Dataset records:

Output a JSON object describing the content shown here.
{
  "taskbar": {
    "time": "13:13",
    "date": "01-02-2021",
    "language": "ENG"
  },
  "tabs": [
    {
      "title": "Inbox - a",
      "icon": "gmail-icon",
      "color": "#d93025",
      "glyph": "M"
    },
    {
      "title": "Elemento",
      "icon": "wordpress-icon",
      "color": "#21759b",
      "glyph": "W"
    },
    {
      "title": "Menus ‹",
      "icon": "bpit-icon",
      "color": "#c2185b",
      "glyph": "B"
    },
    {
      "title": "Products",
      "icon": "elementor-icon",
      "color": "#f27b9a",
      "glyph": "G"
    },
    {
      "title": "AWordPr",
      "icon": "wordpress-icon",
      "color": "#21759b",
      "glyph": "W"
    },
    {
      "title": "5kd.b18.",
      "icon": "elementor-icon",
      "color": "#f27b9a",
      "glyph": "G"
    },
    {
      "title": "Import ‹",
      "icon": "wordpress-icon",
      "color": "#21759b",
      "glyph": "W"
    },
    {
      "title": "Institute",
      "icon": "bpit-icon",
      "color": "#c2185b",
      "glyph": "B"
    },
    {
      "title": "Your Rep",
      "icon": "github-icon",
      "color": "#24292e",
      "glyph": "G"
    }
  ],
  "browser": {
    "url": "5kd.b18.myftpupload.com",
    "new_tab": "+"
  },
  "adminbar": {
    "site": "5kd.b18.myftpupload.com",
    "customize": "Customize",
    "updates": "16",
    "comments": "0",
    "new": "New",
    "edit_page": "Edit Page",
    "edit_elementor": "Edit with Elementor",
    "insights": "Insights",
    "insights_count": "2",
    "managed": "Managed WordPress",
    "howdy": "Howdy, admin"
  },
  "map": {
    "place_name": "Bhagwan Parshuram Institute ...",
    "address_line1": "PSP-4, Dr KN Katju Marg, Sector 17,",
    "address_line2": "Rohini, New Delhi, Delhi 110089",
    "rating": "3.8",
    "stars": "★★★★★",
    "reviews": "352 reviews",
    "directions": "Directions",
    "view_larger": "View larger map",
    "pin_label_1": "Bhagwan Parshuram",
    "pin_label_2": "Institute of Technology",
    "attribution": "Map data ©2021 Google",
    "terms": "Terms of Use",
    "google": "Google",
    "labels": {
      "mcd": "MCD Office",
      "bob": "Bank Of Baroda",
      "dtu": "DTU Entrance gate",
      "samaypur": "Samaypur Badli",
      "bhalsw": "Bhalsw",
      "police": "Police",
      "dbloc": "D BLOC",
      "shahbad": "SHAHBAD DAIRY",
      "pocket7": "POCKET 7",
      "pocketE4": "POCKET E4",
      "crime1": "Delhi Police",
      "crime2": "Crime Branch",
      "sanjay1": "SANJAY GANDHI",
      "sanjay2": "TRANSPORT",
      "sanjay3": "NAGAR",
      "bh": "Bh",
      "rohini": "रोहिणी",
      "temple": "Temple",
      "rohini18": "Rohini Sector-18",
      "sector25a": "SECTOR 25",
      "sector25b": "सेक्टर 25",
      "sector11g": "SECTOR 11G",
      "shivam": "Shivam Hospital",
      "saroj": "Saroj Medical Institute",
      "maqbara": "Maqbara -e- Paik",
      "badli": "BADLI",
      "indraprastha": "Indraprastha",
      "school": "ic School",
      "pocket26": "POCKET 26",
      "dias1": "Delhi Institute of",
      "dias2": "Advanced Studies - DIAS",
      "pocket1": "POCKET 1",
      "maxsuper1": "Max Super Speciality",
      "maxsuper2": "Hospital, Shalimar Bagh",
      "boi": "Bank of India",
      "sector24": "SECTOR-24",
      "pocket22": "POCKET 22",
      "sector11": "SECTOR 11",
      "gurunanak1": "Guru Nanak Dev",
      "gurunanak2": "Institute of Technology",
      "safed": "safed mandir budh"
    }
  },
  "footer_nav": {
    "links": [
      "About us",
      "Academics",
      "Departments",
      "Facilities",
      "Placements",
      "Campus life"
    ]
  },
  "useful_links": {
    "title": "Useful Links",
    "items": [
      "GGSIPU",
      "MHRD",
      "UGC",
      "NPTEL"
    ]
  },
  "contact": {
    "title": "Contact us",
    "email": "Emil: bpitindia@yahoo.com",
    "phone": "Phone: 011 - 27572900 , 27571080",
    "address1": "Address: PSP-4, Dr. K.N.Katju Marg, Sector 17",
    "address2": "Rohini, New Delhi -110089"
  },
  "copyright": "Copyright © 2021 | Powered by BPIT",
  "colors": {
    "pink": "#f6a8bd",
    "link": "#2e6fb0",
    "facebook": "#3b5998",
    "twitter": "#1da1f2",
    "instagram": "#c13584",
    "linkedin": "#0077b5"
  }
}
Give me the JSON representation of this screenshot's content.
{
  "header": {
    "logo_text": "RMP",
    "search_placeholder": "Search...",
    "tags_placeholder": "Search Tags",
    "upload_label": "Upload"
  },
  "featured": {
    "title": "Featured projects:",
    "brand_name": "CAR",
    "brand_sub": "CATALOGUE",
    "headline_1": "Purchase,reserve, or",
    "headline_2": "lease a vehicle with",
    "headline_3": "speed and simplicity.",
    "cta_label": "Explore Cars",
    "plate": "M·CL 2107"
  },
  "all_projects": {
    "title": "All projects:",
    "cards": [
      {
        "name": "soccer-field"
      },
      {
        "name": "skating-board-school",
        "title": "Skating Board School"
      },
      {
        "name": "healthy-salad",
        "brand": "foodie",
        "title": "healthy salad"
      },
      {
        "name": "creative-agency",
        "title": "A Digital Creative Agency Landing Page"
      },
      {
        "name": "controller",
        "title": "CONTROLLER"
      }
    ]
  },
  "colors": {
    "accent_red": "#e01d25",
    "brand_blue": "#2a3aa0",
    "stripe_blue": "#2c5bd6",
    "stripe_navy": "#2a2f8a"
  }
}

(JOB): Look for the word "Page" and return every line where it occurs.

(RESPONSE TO THIS TASK):
    "edit_page": "Edit Page",
        "title": "A Digital Creative Agency Landing Page"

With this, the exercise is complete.